■ **Instruction**
Check each line of the material below for the string "ГЕРАСИМЕНКО", then report how many lines have it, and nothing else.

■ **Exercise material**
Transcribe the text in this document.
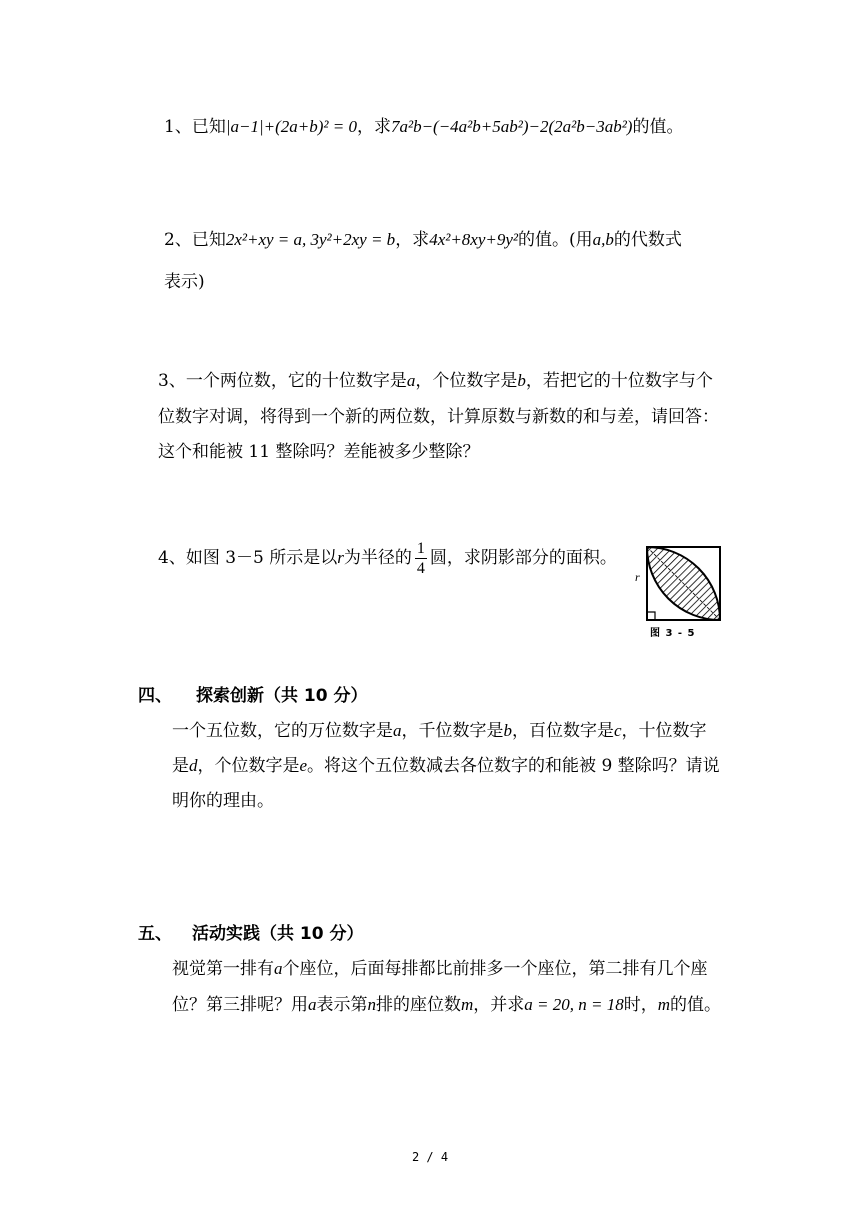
1、已知|a−1|+(2a+b)² = 0，求7a²b−(−4a²b+5ab²)−2(2a²b−3ab²)的值。
2、已知2x²+xy = a, 3y²+2xy = b，求4x²+8xy+9y²的值。(用a,b的代数式
表示)
3、一个两位数，它的十位数字是a，个位数字是b，若把它的十位数字与个
位数字对调，将得到一个新的两位数，计算原数与新数的和与差，请回答：
这个和能被 11 整除吗？差能被多少整除？
4、如图 3－5 所示是以r为半径的 $\frac{1}{4}$ 圆，求阴影部分的面积。
r
图 3 - 5
四、 探索创新（共 10 分）
一个五位数，它的万位数字是a，千位数字是b，百位数字是c，十位数字
是d，个位数字是e。将这个五位数减去各位数字的和能被 9 整除吗？请说
明你的理由。
五、 活动实践（共 10 分）
视觉第一排有a个座位，后面每排都比前排多一个座位，第二排有几个座
位？第三排呢？用a表示第n排的座位数m，并求a = 20, n = 18时，m的值。
2 / 4
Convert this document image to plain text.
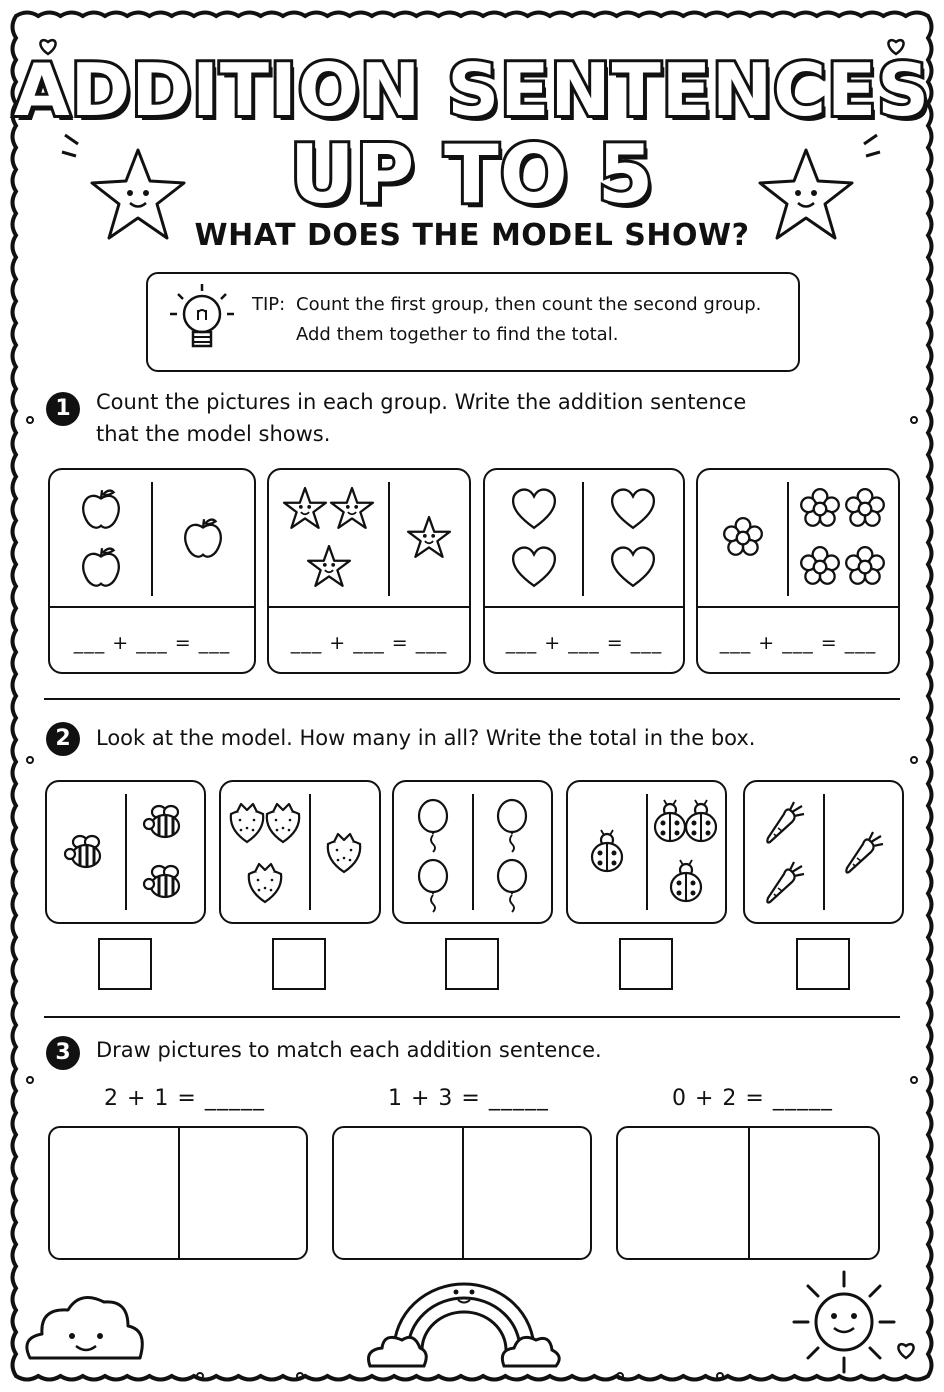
ADDITION SENTENCES
UP TO 5
WHAT DOES THE MODEL SHOW?
TIP: Count the first group, then count the second group.
Add them together to find the total.
1	Count the pictures in each group. Write the addition sentence
that the model shows.
___ + ___ = ___	___ + ___ = ___	___ + ___ = ___	___ + ___ = ___
2	Look at the model. How many in all? Write the total in the box.
3	Draw pictures to match each addition sentence.
2 + 1 = _____	1 + 3 = _____	0 + 2 = _____
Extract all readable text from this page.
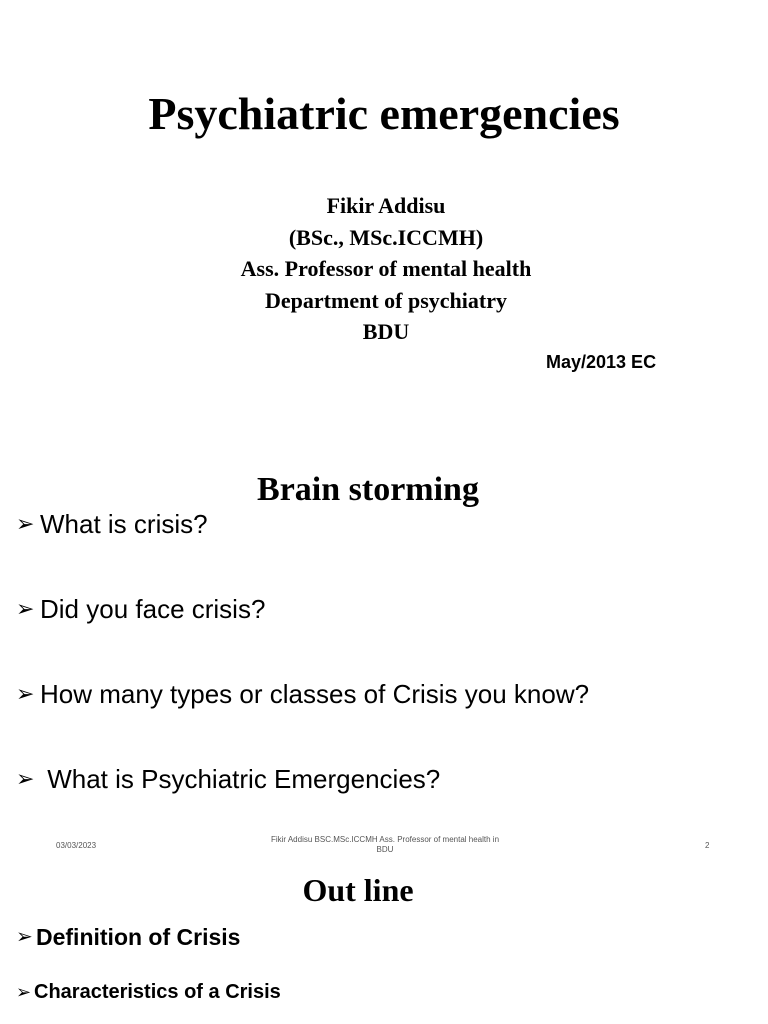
Psychiatric emergencies
Fikir Addisu
(BSc., MSc.ICCMH)
Ass. Professor of mental health
Department of psychiatry
BDU
May/2013 EC
Brain storming
➢ What is crisis?
➢ Did you face crisis?
➢ How many types or classes of Crisis you know?
➢ What is Psychiatric Emergencies?
03/03/2023
Fikir Addisu BSC.MSc.ICCMH Ass. Professor of mental health in
BDU	2
Out line
➢ Definition of Crisis
➢ Characteristics of a Crisis
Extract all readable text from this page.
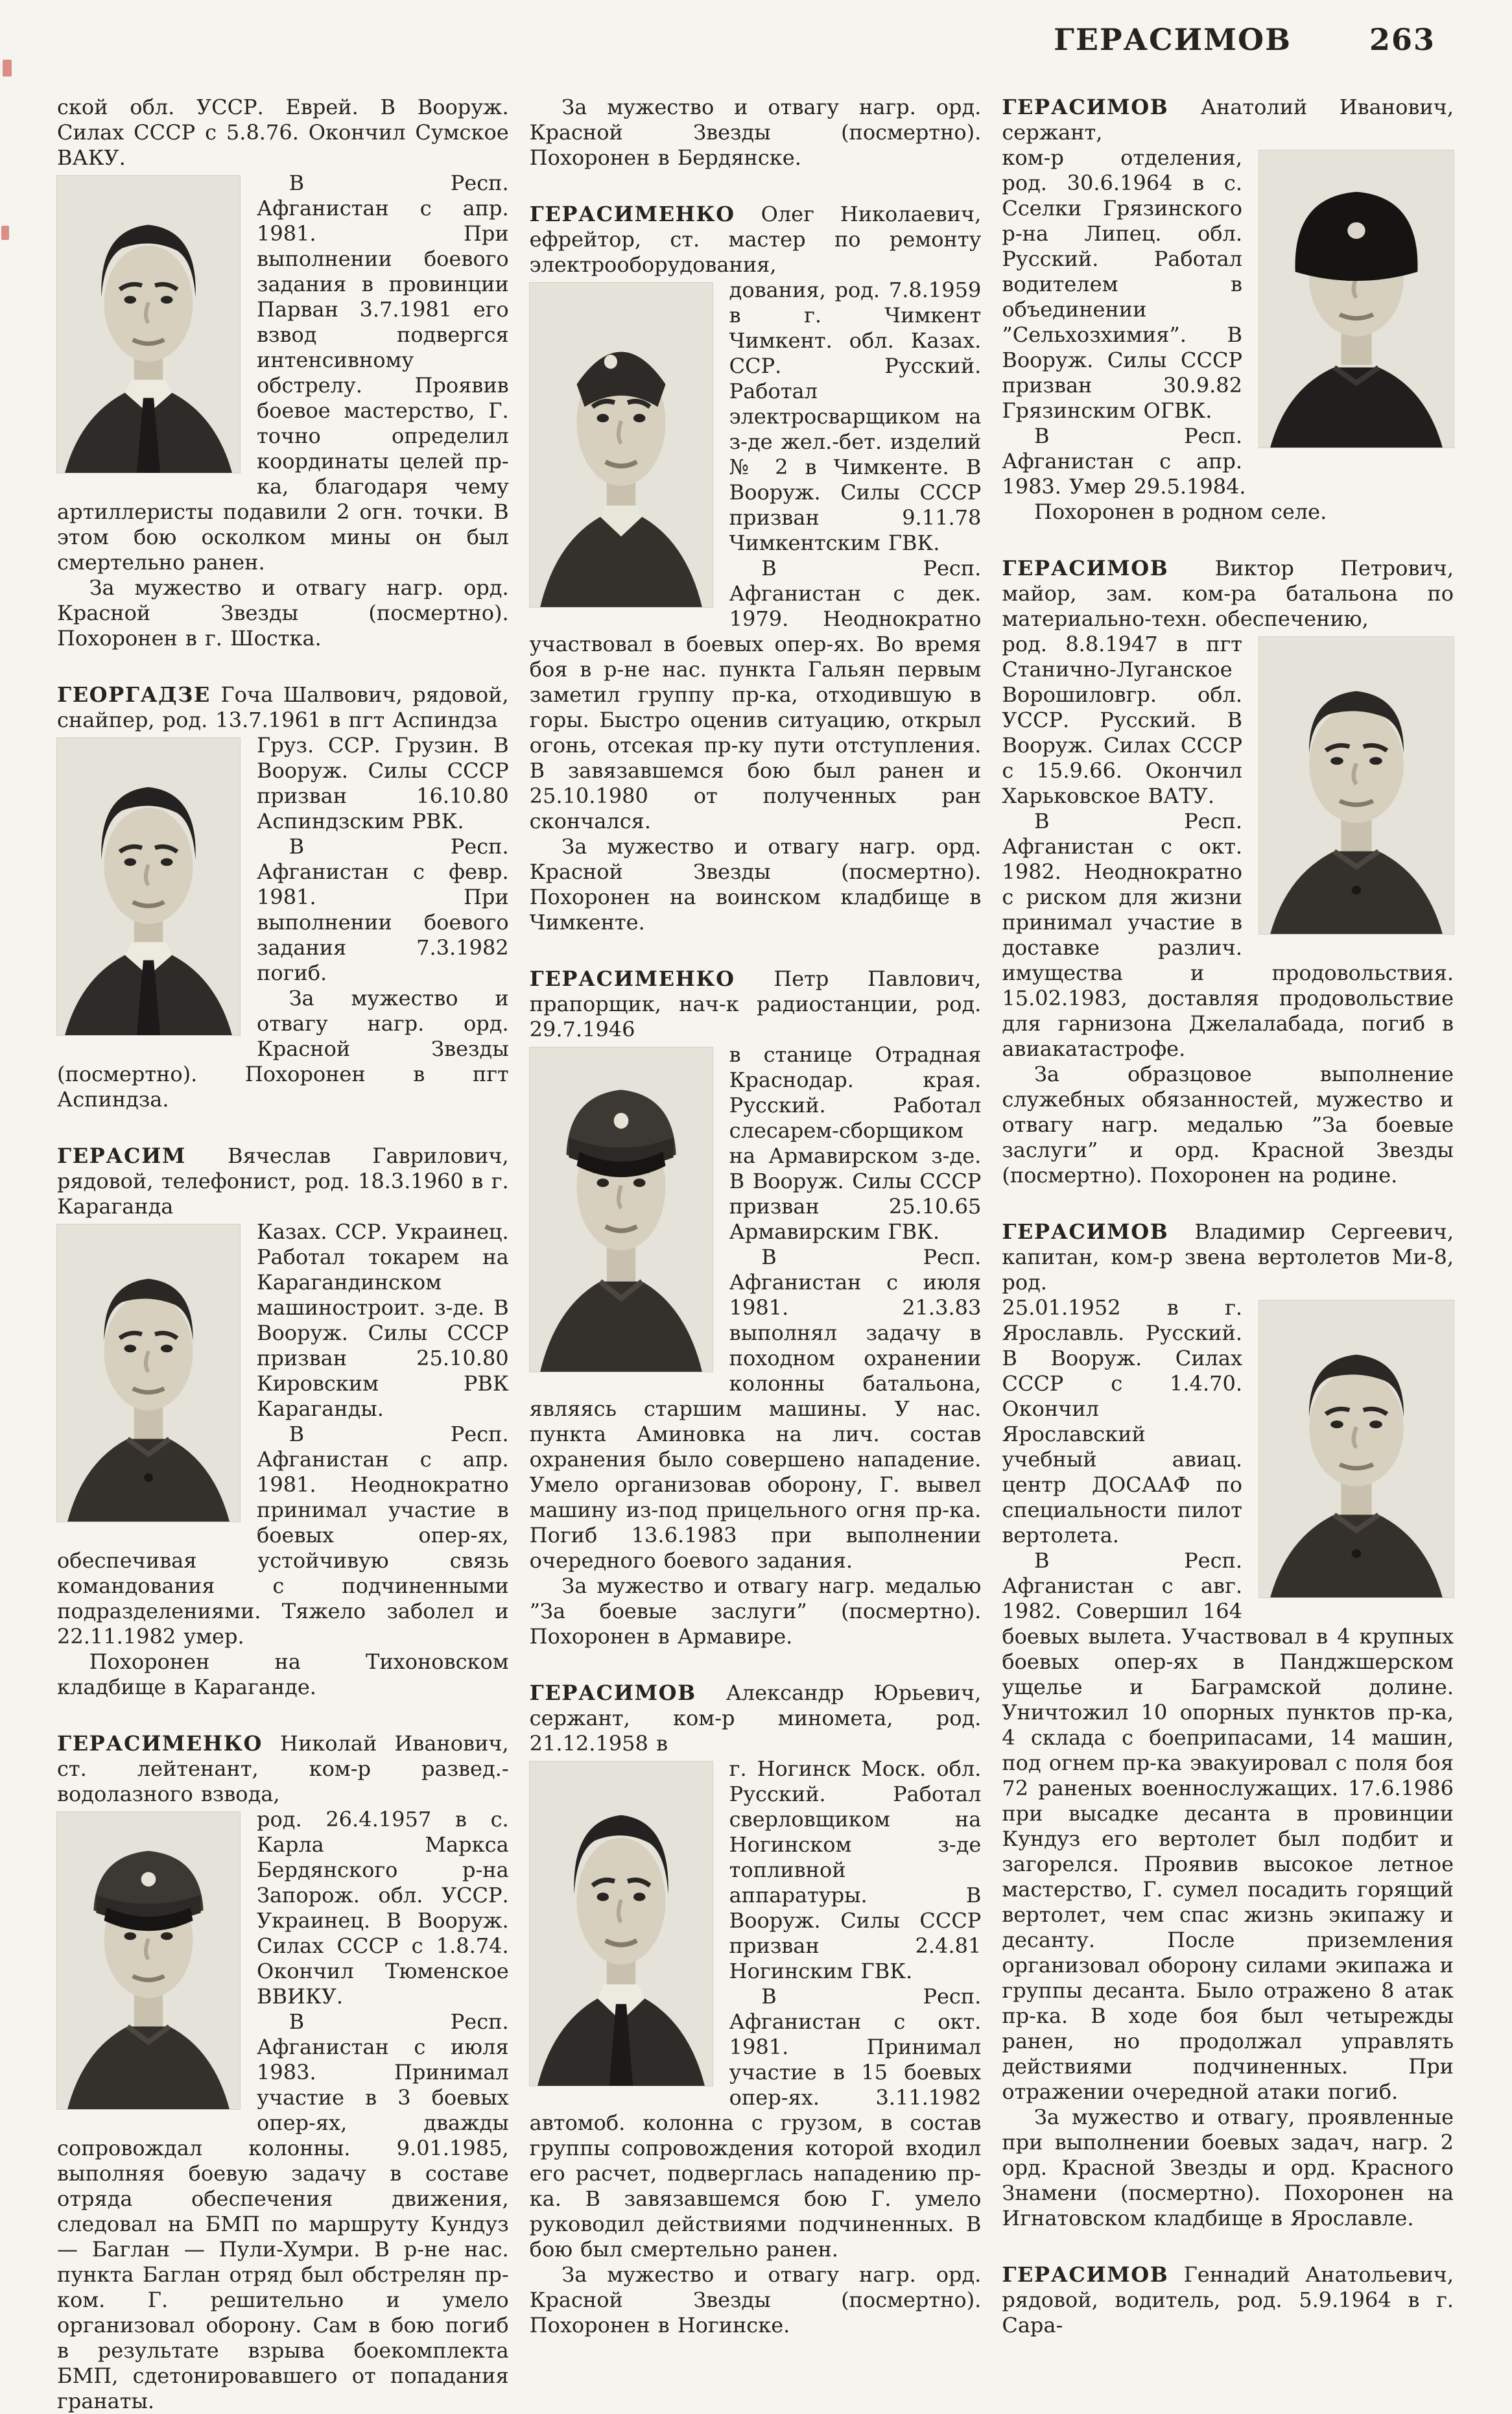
ГЕРАСИМОВ	263

ской обл. УССР. Еврей. В Вооруж. Силах СССР с 5.8.76. Окончил Сумское ВАКУ.

В Респ. Афганистан с апр. 1981. При выполнении боевого задания в провинции Парван 3.7.1981 его взвод подвергся интенсивному обстрелу. Проявив боевое мастерство, Г. точно определил координаты целей пр-ка, благодаря чему артиллеристы подавили 2 огн. точки. В этом бою осколком мины он был смертельно ранен.

За мужество и отвагу нагр. орд. Красной Звезды (посмертно). Похоронен в г. Шостка.

ГЕОРГАДЗЕ Гоча Шалвович, рядовой, снайпер, род. 13.7.1961 в пгт Аспиндза

Груз. ССР. Грузин. В Вооруж. Силы СССР призван 16.10.80 Аспиндзским РВК.

В Респ. Афганистан с февр. 1981. При выполнении боевого задания 7.3.1982 погиб.

За мужество и отвагу нагр. орд. Красной Звезды (посмертно). Похоронен в пгт Аспиндза.

ГЕРАСИМ Вячеслав Гаврилович, рядовой, телефонист, род. 18.3.1960 в г. Караганда

Казах. ССР. Украинец. Работал токарем на Карагандинском машиностроит. з-де. В Вооруж. Силы СССР призван 25.10.80 Кировским РВК Караганды.

В Респ. Афганистан с апр. 1981. Неоднократно принимал участие в боевых опер-ях, обеспечивая устойчивую связь командования с подчиненными подразделениями. Тяжело заболел и 22.11.1982 умер.

Похоронен на Тихоновском кладбище в Караганде.

ГЕРАСИМЕНКО Николай Иванович, ст. лейтенант, ком-р развед.-водолазного взвода,

род. 26.4.1957 в с. Карла Маркса Бердянского р-на Запорож. обл. УССР. Украинец. В Вооруж. Силах СССР с 1.8.74. Окончил Тюменское ВВИКУ.

В Респ. Афганистан с июля 1983. Принимал участие в 3 боевых опер-ях, дважды сопровождал колонны. 9.01.1985, выполняя боевую задачу в составе отряда обеспечения движения, следовал на БМП по маршруту Кундуз — Баглан — Пули-Хумри. В р-не нас. пункта Баглан отряд был обстрелян пр-ком. Г. решительно и умело организовал оборону. Сам в бою погиб в результате взрыва боекомплекта БМП, сдетонировавшего от попадания гранаты.

За мужество и отвагу нагр. орд. Красной Звезды (посмертно). Похоронен в Бердянске.

ГЕРАСИМЕНКО Олег Николаевич, ефрейтор, ст. мастер по ремонту электрооборудования,

дования, род. 7.8.1959 в г. Чимкент Чимкент. обл. Казах. ССР. Русский. Работал электросварщиком на з-де жел.-бет. изделий № 2 в Чимкенте. В Вооруж. Силы СССР призван 9.11.78 Чимкентским ГВК.

В Респ. Афганистан с дек. 1979. Неоднократно участвовал в боевых опер-ях. Во время боя в р-не нас. пункта Гальян первым заметил группу пр-ка, отходившую в горы. Быстро оценив ситуацию, открыл огонь, отсекая пр-ку пути отступления. В завязавшемся бою был ранен и 25.10.1980 от полученных ран скончался.

За мужество и отвагу нагр. орд. Красной Звезды (посмертно). Похоронен на воинском кладбище в Чимкенте.

ГЕРАСИМЕНКО Петр Павлович, прапорщик, нач-к радиостанции, род. 29.7.1946

в станице Отрадная Краснодар. края. Русский. Работал слесарем-сборщиком на Армавирском з-де. В Вооруж. Силы СССР призван 25.10.65 Армавирским ГВК.

В Респ. Афганистан с июля 1981. 21.3.83 выполнял задачу в походном охранении колонны батальона, являясь старшим машины. У нас. пункта Аминовка на лич. состав охранения было совершено нападение. Умело организовав оборону, Г. вывел машину из-под прицельного огня пр-ка. Погиб 13.6.1983 при выполнении очередного боевого задания.

За мужество и отвагу нагр. медалью ”За боевые заслуги” (посмертно). Похоронен в Армавире.

ГЕРАСИМОВ Александр Юрьевич, сержант, ком-р миномета, род. 21.12.1958 в

г. Ногинск Моск. обл. Русский. Работал сверловщиком на Ногинском з-де топливной аппаратуры. В Вооруж. Силы СССР призван 2.4.81 Ногинским ГВК.

В Респ. Афганистан с окт. 1981. Принимал участие в 15 боевых опер-ях. 3.11.1982 автомоб. колонна с грузом, в состав группы сопровождения которой входил его расчет, подверглась нападению пр-ка. В завязавшемся бою Г. умело руководил действиями подчиненных. В бою был смертельно ранен.

За мужество и отвагу нагр. орд. Красной Звезды (посмертно). Похоронен в Ногинске.

ГЕРАСИМОВ Анатолий Иванович, сержант,

ком-р отделения, род. 30.6.1964 в с. Сселки Грязинского р-на Липец. обл. Русский. Работал водителем в объединении ”Сельхозхимия”. В Вооруж. Силы СССР призван 30.9.82 Грязинским ОГВК.

В Респ. Афганистан с апр. 1983. Умер 29.5.1984.

Похоронен в родном селе.

ГЕРАСИМОВ Виктор Петрович, майор, зам. ком-ра батальона по материально-техн. обеспечению,

род. 8.8.1947 в пгт Станично-Луганское Ворошиловгр. обл. УССР. Русский. В Вооруж. Силах СССР с 15.9.66. Окончил Харьковское ВАТУ.

В Респ. Афганистан с окт. 1982. Неоднократно с риском для жизни принимал участие в доставке различ. имущества и продовольствия. 15.02.1983, доставляя продовольствие для гарнизона Джелалабада, погиб в авиакатастрофе.

За образцовое выполнение служебных обязанностей, мужество и отвагу нагр. медалью ”За боевые заслуги” и орд. Красной Звезды (посмертно). Похоронен на родине.

ГЕРАСИМОВ Владимир Сергеевич, капитан, ком-р звена вертолетов Ми-8, род.

25.01.1952 в г. Ярославль. Русский. В Вооруж. Силах СССР с 1.4.70. Окончил Ярославский учебный авиац. центр ДОСААФ по специальности пилот вертолета.

В Респ. Афганистан с авг. 1982. Совершил 164 боевых вылета. Участвовал в 4 крупных боевых опер-ях в Панджшерском ущелье и Баграмской долине. Уничтожил 10 опорных пунктов пр-ка, 4 склада с боеприпасами, 14 машин, под огнем пр-ка эвакуировал с поля боя 72 раненых военнослужащих. 17.6.1986 при высадке десанта в провинции Кундуз его вертолет был подбит и загорелся. Проявив высокое летное мастерство, Г. сумел посадить горящий вертолет, чем спас жизнь экипажу и десанту. После приземления организовал оборону силами экипажа и группы десанта. Было отражено 8 атак пр-ка. В ходе боя был четырежды ранен, но продолжал управлять действиями подчиненных. При отражении очередной атаки погиб.

За мужество и отвагу, проявленные при выполнении боевых задач, нагр. 2 орд. Красной Звезды и орд. Красного Знамени (посмертно). Похоронен на Игнатовском кладбище в Ярославле.

ГЕРАСИМОВ Геннадий Анатольевич, рядовой, водитель, род. 5.9.1964 в г. Сара-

■ **The solution**
3